The answer must consist of every line in the data below that holds the word "ITCZ".
═══ GIVEN INFORMATION ═══
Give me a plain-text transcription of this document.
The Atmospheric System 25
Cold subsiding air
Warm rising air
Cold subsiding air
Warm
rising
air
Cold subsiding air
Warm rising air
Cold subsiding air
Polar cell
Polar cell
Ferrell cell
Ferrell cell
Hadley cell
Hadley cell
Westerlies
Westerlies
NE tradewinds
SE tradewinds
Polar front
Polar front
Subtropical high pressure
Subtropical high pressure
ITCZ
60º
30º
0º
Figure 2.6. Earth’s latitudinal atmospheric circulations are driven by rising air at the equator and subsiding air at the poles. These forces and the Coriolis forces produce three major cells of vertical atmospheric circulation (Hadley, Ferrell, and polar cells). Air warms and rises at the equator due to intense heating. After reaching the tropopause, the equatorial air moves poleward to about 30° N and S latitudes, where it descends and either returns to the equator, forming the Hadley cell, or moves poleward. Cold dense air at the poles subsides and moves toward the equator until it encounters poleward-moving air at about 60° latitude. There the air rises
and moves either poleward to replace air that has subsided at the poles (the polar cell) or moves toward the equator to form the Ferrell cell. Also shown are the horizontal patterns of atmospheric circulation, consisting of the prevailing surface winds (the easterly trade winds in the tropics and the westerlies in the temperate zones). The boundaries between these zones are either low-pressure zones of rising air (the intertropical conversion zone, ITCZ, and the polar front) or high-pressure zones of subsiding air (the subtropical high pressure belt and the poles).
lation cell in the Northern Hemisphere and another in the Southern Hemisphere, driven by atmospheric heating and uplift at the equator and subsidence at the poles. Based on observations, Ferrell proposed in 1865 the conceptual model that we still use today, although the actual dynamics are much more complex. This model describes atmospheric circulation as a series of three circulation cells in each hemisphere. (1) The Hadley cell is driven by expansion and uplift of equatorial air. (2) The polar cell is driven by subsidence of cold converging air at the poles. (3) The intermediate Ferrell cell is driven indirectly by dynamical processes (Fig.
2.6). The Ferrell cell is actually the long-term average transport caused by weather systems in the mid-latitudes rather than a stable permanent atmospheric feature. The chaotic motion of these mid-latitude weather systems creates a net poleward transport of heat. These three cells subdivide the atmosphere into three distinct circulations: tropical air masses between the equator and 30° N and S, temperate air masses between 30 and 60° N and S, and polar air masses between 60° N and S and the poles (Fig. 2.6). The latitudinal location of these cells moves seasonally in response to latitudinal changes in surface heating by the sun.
═══
__EXERCISE SOLUTION__
ITCZ
and moves either poleward to replace air that has subsided at the poles (the polar cell) or moves toward the equator to form the Ferrell cell. Also shown are the horizontal patterns of atmospheric circulation, consisting of the prevailing surface winds (the easterly trade winds in the tropics and the westerlies in the temperate zones). The boundaries between these zones are either low-pressure zones of rising air (the intertropical conversion zone, ITCZ, and the polar front) or high-pressure zones of subsiding air (the subtropical high pressure belt and the poles).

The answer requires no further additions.